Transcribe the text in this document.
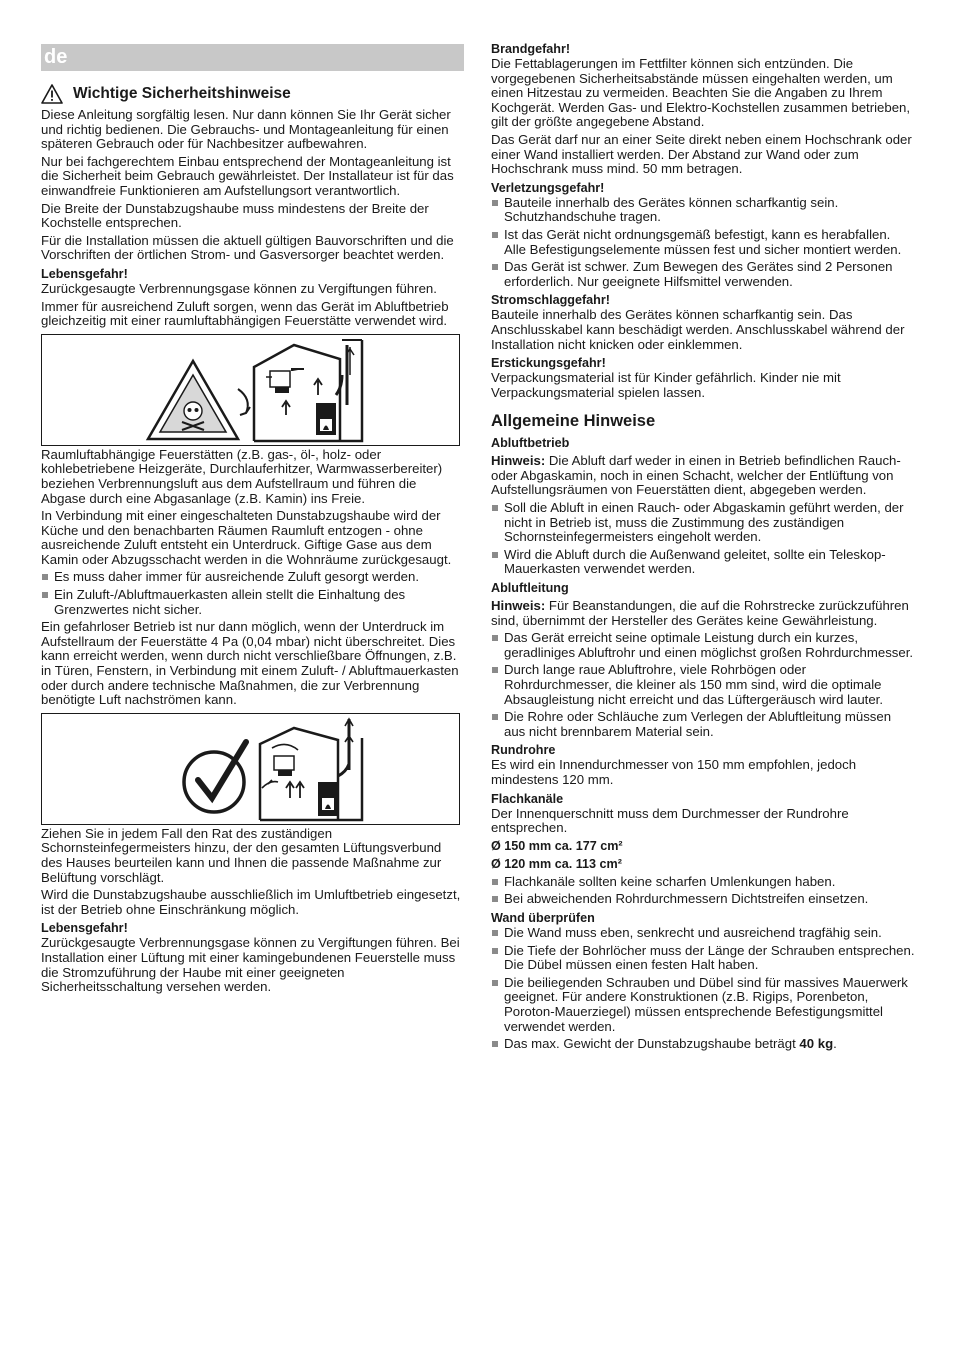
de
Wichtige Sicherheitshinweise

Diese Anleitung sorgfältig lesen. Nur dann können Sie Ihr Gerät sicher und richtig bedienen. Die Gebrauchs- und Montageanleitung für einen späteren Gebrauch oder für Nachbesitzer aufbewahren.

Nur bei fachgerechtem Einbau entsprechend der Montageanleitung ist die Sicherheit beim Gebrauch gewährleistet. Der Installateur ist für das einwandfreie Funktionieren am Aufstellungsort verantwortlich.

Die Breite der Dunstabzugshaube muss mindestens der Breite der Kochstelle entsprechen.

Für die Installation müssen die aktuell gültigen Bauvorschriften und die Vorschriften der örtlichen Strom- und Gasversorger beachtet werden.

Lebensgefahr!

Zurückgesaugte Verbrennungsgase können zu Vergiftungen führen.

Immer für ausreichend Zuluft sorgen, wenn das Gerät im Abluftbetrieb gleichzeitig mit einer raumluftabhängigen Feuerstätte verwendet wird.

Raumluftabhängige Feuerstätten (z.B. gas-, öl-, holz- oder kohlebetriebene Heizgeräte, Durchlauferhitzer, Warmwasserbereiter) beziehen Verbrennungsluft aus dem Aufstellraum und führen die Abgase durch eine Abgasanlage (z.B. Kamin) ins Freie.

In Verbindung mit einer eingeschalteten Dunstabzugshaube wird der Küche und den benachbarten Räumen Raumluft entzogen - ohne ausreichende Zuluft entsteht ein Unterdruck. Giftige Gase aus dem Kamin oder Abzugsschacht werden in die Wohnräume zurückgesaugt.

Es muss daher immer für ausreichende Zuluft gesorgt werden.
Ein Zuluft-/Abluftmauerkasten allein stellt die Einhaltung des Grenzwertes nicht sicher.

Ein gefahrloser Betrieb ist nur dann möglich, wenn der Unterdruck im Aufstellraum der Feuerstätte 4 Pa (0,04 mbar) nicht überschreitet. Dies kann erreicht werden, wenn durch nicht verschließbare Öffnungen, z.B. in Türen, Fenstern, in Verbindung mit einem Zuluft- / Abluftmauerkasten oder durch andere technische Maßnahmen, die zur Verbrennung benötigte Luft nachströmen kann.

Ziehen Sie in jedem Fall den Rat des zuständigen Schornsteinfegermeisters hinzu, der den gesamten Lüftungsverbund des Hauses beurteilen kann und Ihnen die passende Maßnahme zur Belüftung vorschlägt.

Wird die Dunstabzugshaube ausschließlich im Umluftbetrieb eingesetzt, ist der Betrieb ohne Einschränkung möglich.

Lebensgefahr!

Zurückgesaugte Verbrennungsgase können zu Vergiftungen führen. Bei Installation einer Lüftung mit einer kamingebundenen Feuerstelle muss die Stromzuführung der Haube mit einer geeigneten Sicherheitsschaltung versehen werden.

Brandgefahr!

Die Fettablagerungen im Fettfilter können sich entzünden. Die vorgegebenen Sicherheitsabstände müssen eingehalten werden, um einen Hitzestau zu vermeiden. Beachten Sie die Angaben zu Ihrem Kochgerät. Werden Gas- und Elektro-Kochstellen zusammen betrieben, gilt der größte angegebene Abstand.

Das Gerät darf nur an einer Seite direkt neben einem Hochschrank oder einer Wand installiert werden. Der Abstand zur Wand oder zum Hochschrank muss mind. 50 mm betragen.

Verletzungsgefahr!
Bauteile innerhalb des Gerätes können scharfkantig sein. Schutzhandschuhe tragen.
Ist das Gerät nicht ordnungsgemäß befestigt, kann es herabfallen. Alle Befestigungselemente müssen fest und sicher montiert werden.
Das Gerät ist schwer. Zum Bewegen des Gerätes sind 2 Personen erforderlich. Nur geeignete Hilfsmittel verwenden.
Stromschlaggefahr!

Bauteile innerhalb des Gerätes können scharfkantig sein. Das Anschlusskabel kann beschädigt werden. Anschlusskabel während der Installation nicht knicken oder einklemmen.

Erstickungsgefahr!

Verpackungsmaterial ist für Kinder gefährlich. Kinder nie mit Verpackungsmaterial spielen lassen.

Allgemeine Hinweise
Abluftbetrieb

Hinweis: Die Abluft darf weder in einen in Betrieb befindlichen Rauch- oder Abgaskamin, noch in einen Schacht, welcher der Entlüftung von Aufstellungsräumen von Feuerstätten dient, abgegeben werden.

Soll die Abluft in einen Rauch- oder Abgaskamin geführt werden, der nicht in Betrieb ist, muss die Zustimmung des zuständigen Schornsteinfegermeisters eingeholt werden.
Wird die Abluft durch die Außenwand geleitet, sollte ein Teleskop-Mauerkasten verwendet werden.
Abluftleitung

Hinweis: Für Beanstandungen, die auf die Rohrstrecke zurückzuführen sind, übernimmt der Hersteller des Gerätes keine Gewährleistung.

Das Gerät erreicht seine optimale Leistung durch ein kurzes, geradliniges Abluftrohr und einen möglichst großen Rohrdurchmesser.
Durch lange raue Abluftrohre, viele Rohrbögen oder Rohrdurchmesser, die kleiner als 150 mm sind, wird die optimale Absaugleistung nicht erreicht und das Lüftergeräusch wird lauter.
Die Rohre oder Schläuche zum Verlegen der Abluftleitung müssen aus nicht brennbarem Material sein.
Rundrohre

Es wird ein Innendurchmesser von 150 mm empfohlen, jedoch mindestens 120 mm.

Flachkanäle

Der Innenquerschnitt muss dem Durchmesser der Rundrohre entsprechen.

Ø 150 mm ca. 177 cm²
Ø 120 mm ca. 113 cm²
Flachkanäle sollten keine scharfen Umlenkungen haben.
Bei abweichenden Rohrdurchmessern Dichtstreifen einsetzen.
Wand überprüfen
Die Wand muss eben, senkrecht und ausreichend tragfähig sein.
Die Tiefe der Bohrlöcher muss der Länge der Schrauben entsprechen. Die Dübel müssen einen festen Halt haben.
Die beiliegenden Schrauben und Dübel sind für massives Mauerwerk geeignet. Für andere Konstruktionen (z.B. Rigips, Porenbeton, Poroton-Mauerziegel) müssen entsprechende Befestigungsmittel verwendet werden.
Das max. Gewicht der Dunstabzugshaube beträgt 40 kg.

★ ★ ★ ★

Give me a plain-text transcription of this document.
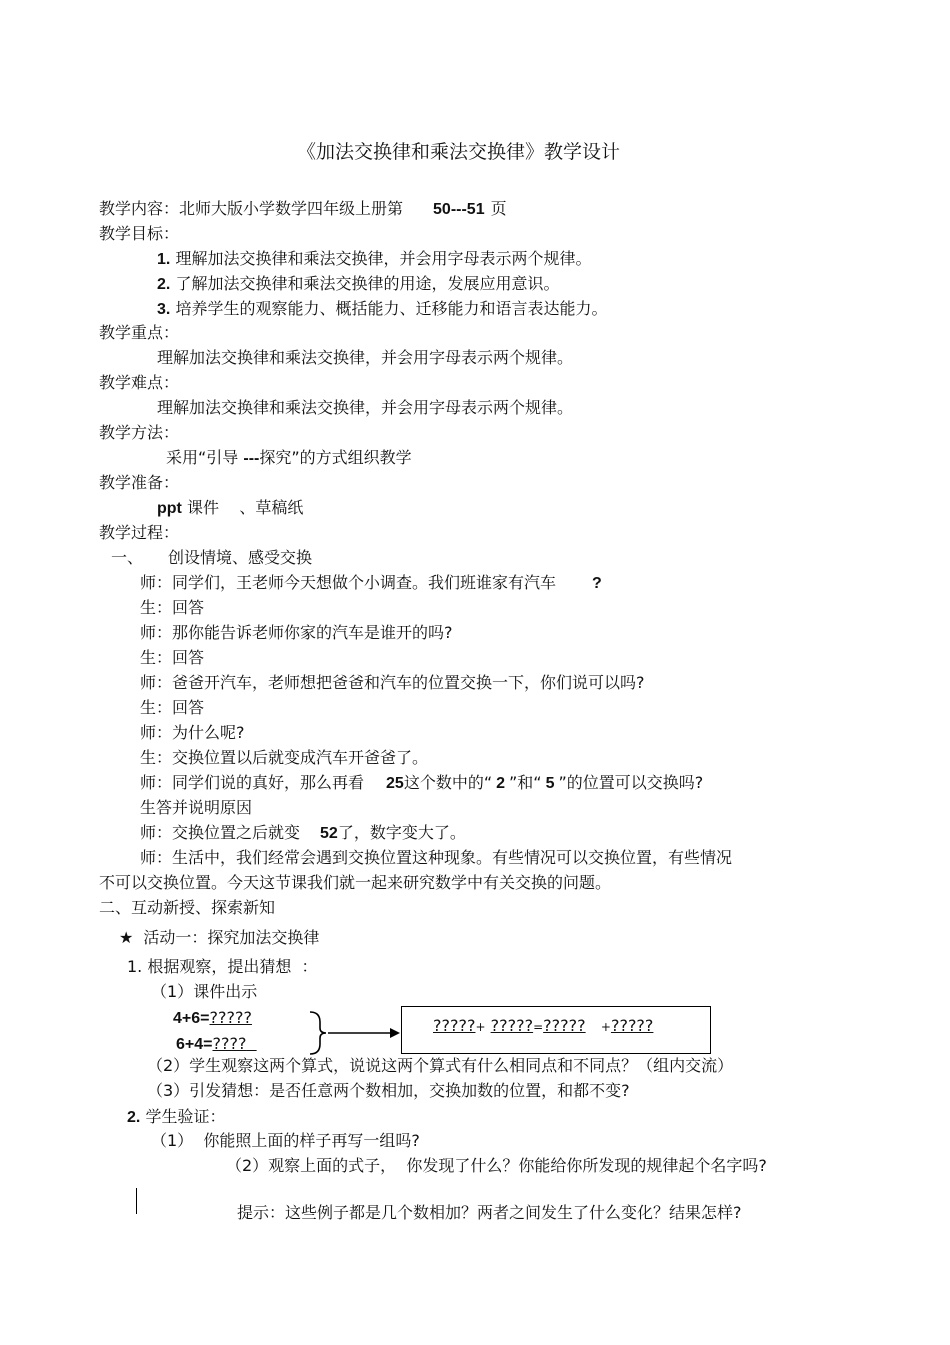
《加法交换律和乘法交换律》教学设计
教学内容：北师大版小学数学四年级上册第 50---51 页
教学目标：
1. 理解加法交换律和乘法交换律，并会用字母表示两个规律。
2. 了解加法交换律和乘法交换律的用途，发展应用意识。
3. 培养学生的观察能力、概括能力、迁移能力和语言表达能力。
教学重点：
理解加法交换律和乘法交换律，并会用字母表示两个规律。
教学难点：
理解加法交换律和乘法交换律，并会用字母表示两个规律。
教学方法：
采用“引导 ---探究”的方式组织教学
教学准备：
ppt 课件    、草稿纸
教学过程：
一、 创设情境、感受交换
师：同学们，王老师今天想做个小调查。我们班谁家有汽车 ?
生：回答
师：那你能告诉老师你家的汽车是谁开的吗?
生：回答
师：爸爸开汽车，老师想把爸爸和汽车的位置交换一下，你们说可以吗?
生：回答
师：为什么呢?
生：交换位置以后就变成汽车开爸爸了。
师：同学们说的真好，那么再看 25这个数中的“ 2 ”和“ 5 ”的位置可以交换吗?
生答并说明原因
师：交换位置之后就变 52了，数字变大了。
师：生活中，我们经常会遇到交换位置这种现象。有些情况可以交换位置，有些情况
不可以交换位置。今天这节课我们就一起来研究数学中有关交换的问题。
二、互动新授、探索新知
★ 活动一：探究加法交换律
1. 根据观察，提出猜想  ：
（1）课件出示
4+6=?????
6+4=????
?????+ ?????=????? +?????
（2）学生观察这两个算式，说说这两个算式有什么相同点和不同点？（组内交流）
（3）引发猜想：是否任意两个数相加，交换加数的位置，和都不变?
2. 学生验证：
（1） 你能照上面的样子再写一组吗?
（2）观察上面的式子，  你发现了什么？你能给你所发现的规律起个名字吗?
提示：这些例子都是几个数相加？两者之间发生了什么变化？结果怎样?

★ ★ ★ ★

Aim: Locate the lines above that contain "Schrauben" and copy them.

The answer:
Die Tiefe der Bohrlöcher muss der Länge der Schrauben entsprechen. Die Dübel müssen einen festen Halt haben.
Die beiliegenden Schrauben und Dübel sind für massives Mauerwerk geeignet. Für andere Konstruktionen (z.B. Rigips, Porenbeton, Poroton-Mauerziegel) müssen entsprechende Befestigungsmittel verwendet werden.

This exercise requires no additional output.